### CONSIGNE
Répondez aux questions suivantes à l'aide de l'article sur le glyphosate.
(a) Jusqu'à quand l'autorisation du glyphosate court-elle après sa réapprobation par Bruxelles ?
(b) Quel règlement a été modifié en 2021 ?
(c) Quel jour les ONG ont-elles déposé leur recours ?

### TEXTE SOURCE
--

Menu
Libération
Pollution

Réautorisation du glyphosate : six ONG lancent la bataille contre Bruxelles

Au moment où la FNSEA réclame l’arrêt du plan de réduction des pesticides en France, des associations environnementales contestent auprès de la Commission européenne sa décision de reconduire pour dix ans l’herbicide controversé.
Manifestation contre le glyphosate, à Rennes le 12 octobre 2023. (Damien Meyer/AFP)
publié le 25 janvier 2024 à 15h56

Télescopage d’intérêts contraires en pleine crise agricole. Alors que la FNSEA et le syndicat des Jeunes Agriculteurs ont demandé au gouvernement, mercredi soir, le rejet du plan Ecophyto (qui vise à réduire de moitié l’usage des pesticides sur le sol français d’ici à 2030, par rapport à 2015-2017), six associations reviennent à la charge contre la Commission européenne et l’utilisation du glyphosate. Les ONG Générations Futures, ClientEarth, Global 2000, Pesticide Action Network Europe (PAN) et ses antennes allemandes et néerlandaises, viennent de déposer une «demande de réexamen interne» auprès de l’institution au sujet du renouvellement de l’autorisation du célèbre désherbant. Classé «cancérogène probable» par l’Organisation mondiale de la santé en 2015, ce dernier été réapprouvé en novembre par Bruxelles pour une période courant jusqu’à fin 2033. Il est l’herbicide le plus utilisé dans le monde, France incluse.

«La priorité doit être donnée à la santé et l’environnement, et il n’y a plus aucun doute possible sur le fait que le glyphosate représente un danger», expose Martin Dermine, le directeur de PAN Europe. «En 2017 déjà, lors de la réautorisation précédente du pesticide, nous avions identifié des failles dans l’évaluation de la substance, mais à l’époque le règlement Aarhus [ndlr : texte donnant la possibilité d’engager des procédures de recours contre certaines décisions de l’Union européenne] ne nous permettait pas de contester ce dossier», complète la juriste Anaïs Berthier, directrice du bureau européen de ClientEarth. La modification de ce règlement en 2021 a changé la donne. Dans leur recours, déposé mercredi 24 janvier, les ONG reprochent à la Commission européenne d’avoir agi «à l’encontre du principe de précaution, malgré les preuves selon lesquelles [le glyphosate] peut nuire aux humains, aux animaux et à l’environnement».

«Le processus d’approbation a ignoré des études montrant un risque élevé de cancer»

--

### DONNÉES FOURNIES
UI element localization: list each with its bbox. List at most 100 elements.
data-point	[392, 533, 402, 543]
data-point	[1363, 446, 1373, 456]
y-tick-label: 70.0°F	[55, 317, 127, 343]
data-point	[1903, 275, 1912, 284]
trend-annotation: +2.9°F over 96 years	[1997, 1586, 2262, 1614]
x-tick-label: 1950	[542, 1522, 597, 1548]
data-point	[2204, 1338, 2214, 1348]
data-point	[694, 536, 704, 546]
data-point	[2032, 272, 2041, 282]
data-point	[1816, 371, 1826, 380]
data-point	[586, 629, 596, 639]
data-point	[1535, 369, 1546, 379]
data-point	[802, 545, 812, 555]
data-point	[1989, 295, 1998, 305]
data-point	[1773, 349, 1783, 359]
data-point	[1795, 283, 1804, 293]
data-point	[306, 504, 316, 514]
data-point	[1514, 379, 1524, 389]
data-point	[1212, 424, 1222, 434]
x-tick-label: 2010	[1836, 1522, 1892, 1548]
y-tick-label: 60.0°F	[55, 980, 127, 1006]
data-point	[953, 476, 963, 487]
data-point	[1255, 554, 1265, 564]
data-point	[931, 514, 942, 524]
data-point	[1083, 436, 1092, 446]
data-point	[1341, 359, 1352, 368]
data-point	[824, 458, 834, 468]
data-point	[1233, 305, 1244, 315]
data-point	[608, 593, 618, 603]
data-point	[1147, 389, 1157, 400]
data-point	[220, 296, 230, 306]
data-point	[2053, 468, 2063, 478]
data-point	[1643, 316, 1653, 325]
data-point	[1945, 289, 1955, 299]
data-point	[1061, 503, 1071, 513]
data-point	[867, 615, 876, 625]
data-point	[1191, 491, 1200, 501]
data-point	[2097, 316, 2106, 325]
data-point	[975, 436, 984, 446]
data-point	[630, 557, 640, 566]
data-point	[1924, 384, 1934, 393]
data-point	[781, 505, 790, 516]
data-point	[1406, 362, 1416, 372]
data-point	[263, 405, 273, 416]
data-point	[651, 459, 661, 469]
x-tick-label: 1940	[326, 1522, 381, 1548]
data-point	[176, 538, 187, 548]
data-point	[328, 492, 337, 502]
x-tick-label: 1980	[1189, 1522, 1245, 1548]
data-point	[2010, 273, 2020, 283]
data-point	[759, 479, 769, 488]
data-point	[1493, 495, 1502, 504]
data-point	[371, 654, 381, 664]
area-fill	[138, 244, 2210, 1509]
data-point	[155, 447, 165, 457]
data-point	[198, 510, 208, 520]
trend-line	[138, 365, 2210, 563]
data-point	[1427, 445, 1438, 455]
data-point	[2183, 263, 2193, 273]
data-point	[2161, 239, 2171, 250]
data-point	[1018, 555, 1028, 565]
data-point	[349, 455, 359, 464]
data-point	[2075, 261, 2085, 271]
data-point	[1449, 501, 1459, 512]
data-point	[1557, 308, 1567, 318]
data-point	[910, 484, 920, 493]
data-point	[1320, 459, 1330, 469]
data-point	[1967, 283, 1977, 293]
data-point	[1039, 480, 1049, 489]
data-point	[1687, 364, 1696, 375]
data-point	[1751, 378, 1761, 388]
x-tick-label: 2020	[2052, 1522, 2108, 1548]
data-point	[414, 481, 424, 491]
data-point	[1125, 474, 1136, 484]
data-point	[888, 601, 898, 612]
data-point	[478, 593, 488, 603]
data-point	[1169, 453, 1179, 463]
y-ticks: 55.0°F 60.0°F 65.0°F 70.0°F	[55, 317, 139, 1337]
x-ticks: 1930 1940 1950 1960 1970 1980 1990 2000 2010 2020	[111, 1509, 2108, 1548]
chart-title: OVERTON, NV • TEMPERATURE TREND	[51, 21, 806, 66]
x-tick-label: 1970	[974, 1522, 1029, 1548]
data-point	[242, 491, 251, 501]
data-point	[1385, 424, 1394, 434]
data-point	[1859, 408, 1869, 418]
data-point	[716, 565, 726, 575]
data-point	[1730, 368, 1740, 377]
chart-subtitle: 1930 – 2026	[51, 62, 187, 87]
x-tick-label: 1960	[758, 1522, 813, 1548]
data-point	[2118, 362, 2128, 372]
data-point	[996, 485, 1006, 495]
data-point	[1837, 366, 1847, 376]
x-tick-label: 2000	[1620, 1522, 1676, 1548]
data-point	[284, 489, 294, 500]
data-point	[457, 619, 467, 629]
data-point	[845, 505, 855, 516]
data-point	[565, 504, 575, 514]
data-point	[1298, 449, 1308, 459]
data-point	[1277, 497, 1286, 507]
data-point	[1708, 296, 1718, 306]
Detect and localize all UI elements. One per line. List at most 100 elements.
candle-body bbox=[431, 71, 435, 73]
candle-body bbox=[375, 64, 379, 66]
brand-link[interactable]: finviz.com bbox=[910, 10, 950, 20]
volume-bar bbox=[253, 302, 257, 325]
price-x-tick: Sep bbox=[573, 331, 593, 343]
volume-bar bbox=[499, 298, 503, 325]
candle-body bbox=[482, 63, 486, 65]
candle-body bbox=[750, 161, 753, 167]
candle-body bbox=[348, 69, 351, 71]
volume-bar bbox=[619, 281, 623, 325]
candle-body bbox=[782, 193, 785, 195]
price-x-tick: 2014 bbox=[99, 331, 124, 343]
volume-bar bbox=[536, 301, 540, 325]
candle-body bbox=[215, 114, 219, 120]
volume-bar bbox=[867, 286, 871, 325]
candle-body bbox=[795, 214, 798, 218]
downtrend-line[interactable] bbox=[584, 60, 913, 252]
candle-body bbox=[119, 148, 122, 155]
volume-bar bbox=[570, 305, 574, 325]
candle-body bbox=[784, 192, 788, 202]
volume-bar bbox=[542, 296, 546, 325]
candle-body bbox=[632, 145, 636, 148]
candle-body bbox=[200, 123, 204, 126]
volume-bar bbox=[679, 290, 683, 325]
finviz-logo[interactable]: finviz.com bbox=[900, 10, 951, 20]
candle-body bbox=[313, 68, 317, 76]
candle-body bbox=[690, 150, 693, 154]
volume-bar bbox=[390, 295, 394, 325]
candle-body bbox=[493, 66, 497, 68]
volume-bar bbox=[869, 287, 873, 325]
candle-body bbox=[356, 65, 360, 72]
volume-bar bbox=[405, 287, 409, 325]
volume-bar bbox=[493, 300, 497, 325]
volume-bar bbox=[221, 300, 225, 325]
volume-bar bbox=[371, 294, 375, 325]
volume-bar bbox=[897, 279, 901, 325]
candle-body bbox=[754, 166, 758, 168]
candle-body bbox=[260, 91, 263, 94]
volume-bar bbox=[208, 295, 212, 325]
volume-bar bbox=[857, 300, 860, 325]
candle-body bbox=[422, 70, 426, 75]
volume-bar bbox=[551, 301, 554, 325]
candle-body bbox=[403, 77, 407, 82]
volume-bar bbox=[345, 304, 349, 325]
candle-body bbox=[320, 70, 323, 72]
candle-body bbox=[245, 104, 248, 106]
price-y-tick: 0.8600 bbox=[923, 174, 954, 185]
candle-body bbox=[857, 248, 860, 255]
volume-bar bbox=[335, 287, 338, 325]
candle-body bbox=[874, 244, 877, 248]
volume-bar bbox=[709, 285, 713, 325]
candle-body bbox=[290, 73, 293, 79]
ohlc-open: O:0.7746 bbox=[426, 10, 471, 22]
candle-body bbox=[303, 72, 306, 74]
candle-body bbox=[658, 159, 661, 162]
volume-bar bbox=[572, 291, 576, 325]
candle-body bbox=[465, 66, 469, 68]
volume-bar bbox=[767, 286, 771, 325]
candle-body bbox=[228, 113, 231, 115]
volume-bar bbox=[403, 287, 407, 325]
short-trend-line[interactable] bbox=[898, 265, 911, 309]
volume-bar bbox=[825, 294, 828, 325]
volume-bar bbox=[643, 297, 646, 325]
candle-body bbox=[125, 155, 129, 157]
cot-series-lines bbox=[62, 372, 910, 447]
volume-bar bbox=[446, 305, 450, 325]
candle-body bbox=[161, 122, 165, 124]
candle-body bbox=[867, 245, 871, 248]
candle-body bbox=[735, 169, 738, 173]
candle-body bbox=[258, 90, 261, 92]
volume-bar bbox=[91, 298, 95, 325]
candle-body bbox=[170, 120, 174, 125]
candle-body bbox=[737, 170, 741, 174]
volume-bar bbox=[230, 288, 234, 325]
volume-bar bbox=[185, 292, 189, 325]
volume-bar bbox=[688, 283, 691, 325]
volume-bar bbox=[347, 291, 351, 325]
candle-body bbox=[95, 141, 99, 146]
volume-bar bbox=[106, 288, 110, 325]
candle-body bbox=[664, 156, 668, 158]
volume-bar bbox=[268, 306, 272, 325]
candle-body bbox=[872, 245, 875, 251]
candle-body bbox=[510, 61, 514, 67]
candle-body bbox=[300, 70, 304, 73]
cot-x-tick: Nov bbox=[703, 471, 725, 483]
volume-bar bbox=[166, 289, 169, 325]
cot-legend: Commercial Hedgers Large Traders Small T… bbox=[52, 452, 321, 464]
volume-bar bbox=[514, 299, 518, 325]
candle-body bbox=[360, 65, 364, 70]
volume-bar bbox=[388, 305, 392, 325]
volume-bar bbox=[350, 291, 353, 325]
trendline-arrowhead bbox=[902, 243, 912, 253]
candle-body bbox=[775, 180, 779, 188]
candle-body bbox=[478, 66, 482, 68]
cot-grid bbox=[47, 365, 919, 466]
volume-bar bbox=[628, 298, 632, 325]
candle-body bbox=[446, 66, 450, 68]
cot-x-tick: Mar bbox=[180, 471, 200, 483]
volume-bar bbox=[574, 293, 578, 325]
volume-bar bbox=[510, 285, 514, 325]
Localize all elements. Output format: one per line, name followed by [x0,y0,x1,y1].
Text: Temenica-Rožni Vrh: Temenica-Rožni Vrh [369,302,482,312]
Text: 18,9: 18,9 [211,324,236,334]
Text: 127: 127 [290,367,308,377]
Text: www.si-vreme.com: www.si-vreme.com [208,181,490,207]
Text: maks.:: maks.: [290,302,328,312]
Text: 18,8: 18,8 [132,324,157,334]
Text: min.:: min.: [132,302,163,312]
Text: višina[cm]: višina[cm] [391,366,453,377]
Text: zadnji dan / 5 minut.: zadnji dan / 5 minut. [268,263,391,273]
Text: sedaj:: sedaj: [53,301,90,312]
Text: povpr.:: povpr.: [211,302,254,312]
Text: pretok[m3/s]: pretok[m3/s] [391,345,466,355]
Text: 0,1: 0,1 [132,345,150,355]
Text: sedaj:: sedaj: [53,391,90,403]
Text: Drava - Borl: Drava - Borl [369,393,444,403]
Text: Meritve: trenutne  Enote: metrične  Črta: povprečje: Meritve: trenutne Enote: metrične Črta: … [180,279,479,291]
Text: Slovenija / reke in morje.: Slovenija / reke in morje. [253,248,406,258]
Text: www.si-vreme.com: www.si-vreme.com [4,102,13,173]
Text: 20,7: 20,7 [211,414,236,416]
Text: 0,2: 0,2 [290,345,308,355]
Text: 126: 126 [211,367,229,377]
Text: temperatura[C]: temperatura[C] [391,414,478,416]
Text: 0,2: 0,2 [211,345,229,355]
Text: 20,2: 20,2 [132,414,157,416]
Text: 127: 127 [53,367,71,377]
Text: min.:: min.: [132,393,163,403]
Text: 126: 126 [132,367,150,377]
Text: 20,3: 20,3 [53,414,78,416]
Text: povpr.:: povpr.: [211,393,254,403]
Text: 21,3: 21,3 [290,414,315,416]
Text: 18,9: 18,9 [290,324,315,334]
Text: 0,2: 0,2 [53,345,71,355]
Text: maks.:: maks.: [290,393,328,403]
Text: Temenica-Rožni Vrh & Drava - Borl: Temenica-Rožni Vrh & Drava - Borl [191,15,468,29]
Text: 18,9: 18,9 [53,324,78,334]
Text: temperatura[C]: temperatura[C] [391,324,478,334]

--

### RÉPONSE
(a) Jusqu'à fin 2033.
(b) Le règlement Aarhus.
(c) Le mercredi 24 janvier.